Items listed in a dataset

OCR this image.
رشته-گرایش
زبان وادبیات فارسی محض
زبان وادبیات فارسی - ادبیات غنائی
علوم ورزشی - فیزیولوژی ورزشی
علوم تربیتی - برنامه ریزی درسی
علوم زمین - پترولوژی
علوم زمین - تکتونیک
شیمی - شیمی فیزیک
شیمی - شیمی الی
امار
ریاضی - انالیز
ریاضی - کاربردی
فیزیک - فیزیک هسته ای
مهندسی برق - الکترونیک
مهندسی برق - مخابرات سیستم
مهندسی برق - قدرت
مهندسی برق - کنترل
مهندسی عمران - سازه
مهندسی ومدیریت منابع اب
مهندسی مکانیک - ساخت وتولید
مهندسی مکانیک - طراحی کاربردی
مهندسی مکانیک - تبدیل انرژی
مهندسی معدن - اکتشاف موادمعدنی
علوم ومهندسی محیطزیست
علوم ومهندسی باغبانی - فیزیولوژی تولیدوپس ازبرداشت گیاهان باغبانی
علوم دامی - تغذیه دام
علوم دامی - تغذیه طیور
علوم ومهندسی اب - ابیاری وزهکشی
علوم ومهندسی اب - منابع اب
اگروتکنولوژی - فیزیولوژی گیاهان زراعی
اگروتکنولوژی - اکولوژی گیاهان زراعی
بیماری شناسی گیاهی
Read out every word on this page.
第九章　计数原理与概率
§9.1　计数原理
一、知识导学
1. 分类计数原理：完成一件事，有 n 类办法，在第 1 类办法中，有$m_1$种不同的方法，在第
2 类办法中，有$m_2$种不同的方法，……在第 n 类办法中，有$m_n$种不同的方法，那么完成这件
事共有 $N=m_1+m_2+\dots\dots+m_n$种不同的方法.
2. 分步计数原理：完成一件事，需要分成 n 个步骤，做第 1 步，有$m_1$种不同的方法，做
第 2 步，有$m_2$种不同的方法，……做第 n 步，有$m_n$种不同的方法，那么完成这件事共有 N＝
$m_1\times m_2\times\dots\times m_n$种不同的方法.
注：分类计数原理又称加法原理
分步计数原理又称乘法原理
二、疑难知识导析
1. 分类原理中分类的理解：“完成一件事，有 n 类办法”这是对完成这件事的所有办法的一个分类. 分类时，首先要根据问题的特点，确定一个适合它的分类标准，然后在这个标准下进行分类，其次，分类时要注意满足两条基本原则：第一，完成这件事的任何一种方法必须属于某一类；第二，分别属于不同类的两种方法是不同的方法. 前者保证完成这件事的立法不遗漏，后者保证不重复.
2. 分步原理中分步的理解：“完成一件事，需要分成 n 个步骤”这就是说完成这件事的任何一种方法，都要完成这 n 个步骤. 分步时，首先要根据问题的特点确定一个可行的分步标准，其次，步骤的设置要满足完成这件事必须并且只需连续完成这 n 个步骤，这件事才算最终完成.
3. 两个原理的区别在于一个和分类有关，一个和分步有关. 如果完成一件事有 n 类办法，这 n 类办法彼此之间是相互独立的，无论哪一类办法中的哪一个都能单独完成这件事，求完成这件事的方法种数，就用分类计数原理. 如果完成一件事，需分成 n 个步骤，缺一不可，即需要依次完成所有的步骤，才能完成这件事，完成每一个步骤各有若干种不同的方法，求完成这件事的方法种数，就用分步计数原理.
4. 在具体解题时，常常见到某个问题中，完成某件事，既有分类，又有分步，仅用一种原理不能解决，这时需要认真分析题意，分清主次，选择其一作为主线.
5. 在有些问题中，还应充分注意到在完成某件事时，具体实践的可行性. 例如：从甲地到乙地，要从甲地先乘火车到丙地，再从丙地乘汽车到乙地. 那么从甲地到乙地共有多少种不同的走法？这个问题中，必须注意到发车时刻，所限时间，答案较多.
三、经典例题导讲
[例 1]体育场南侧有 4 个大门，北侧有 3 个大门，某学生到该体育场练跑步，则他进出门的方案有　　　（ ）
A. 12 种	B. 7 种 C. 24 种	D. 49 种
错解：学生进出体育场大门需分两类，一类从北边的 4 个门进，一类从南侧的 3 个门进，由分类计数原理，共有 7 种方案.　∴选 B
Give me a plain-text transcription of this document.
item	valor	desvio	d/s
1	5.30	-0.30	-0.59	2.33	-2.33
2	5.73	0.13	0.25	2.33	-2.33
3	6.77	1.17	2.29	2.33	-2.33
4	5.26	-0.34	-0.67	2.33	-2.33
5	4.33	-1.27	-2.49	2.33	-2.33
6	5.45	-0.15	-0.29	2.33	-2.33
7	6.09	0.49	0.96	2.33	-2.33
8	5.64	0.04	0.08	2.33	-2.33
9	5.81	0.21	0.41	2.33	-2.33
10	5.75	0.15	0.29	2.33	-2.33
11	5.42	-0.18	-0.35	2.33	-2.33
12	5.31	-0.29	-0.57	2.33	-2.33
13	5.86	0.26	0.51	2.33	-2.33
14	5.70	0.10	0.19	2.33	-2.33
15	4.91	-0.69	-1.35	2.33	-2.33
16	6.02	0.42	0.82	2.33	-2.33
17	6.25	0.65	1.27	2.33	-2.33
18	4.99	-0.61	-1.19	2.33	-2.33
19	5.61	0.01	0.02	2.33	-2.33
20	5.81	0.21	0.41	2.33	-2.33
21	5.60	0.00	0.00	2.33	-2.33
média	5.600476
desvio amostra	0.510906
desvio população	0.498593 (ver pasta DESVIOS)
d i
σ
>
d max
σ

▶ **TASK GOAL**
Every record above should be copied exactly.

▶ **REPLY**
OCR this image.
رشته-گرایش
زبان وادبیات فارسی محض
زبان وادبیات فارسی - ادبیات غنائی
علوم ورزشی - فیزیولوژی ورزشی
علوم تربیتی - برنامه ریزی درسی
علوم زمین - پترولوژی
علوم زمین - تکتونیک
شیمی - شیمی فیزیک
شیمی - شیمی الی
امار
ریاضی - انالیز
ریاضی - کاربردی
فیزیک - فیزیک هسته ای
مهندسی برق - الکترونیک
مهندسی برق - مخابرات سیستم
مهندسی برق - قدرت
مهندسی برق - کنترل
مهندسی عمران - سازه
مهندسی ومدیریت منابع اب
مهندسی مکانیک - ساخت وتولید
مهندسی مکانیک - طراحی کاربردی
مهندسی مکانیک - تبدیل انرژی
مهندسی معدن - اکتشاف موادمعدنی
علوم ومهندسی محیطزیست
علوم ومهندسی باغبانی - فیزیولوژی تولیدوپس ازبرداشت گیاهان باغبانی
علوم دامی - تغذیه دام
علوم دامی - تغذیه طیور
علوم ومهندسی اب - ابیاری وزهکشی
علوم ومهندسی اب - منابع اب
اگروتکنولوژی - فیزیولوژی گیاهان زراعی
اگروتکنولوژی - اکولوژی گیاهان زراعی
بیماری شناسی گیاهی
Read out every word on this page.
第九章　计数原理与概率
§9.1　计数原理
一、知识导学
1. 分类计数原理：完成一件事，有 n 类办法，在第 1 类办法中，有$m_1$种不同的方法，在第
2 类办法中，有$m_2$种不同的方法，……在第 n 类办法中，有$m_n$种不同的方法，那么完成这件
事共有 $N=m_1+m_2+\dots\dots+m_n$种不同的方法.
2. 分步计数原理：完成一件事，需要分成 n 个步骤，做第 1 步，有$m_1$种不同的方法，做
第 2 步，有$m_2$种不同的方法，……做第 n 步，有$m_n$种不同的方法，那么完成这件事共有 N＝
$m_1\times m_2\times\dots\times m_n$种不同的方法.
注：分类计数原理又称加法原理
分步计数原理又称乘法原理
二、疑难知识导析
1. 分类原理中分类的理解：“完成一件事，有 n 类办法”这是对完成这件事的所有办法的一个分类. 分类时，首先要根据问题的特点，确定一个适合它的分类标准，然后在这个标准下进行分类，其次，分类时要注意满足两条基本原则：第一，完成这件事的任何一种方法必须属于某一类；第二，分别属于不同类的两种方法是不同的方法. 前者保证完成这件事的立法不遗漏，后者保证不重复.
2. 分步原理中分步的理解：“完成一件事，需要分成 n 个步骤”这就是说完成这件事的任何一种方法，都要完成这 n 个步骤. 分步时，首先要根据问题的特点确定一个可行的分步标准，其次，步骤的设置要满足完成这件事必须并且只需连续完成这 n 个步骤，这件事才算最终完成.
3. 两个原理的区别在于一个和分类有关，一个和分步有关. 如果完成一件事有 n 类办法，这 n 类办法彼此之间是相互独立的，无论哪一类办法中的哪一个都能单独完成这件事，求完成这件事的方法种数，就用分类计数原理. 如果完成一件事，需分成 n 个步骤，缺一不可，即需要依次完成所有的步骤，才能完成这件事，完成每一个步骤各有若干种不同的方法，求完成这件事的方法种数，就用分步计数原理.
4. 在具体解题时，常常见到某个问题中，完成某件事，既有分类，又有分步，仅用一种原理不能解决，这时需要认真分析题意，分清主次，选择其一作为主线.
5. 在有些问题中，还应充分注意到在完成某件事时，具体实践的可行性. 例如：从甲地到乙地，要从甲地先乘火车到丙地，再从丙地乘汽车到乙地. 那么从甲地到乙地共有多少种不同的走法？这个问题中，必须注意到发车时刻，所限时间，答案较多.
三、经典例题导讲
[例 1]体育场南侧有 4 个大门，北侧有 3 个大门，某学生到该体育场练跑步，则他进出门的方案有　　　（ ）
A. 12 种	B. 7 种 C. 24 种	D. 49 种
错解：学生进出体育场大门需分两类，一类从北边的 4 个门进，一类从南侧的 3 个门进，由分类计数原理，共有 7 种方案.　∴选 B
Give me a plain-text transcription of this document.
item	valor	desvio	d/s
1	5.30	-0.30	-0.59	2.33	-2.33
2	5.73	0.13	0.25	2.33	-2.33
3	6.77	1.17	2.29	2.33	-2.33
4	5.26	-0.34	-0.67	2.33	-2.33
5	4.33	-1.27	-2.49	2.33	-2.33
6	5.45	-0.15	-0.29	2.33	-2.33
7	6.09	0.49	0.96	2.33	-2.33
8	5.64	0.04	0.08	2.33	-2.33
9	5.81	0.21	0.41	2.33	-2.33
10	5.75	0.15	0.29	2.33	-2.33
11	5.42	-0.18	-0.35	2.33	-2.33
12	5.31	-0.29	-0.57	2.33	-2.33
13	5.86	0.26	0.51	2.33	-2.33
14	5.70	0.10	0.19	2.33	-2.33
15	4.91	-0.69	-1.35	2.33	-2.33
16	6.02	0.42	0.82	2.33	-2.33
17	6.25	0.65	1.27	2.33	-2.33
18	4.99	-0.61	-1.19	2.33	-2.33
19	5.61	0.01	0.02	2.33	-2.33
20	5.81	0.21	0.41	2.33	-2.33
21	5.60	0.00	0.00	2.33	-2.33
média	5.600476
desvio amostra	0.510906
desvio população	0.498593 (ver pasta DESVIOS)
d i
σ
>
d max
σ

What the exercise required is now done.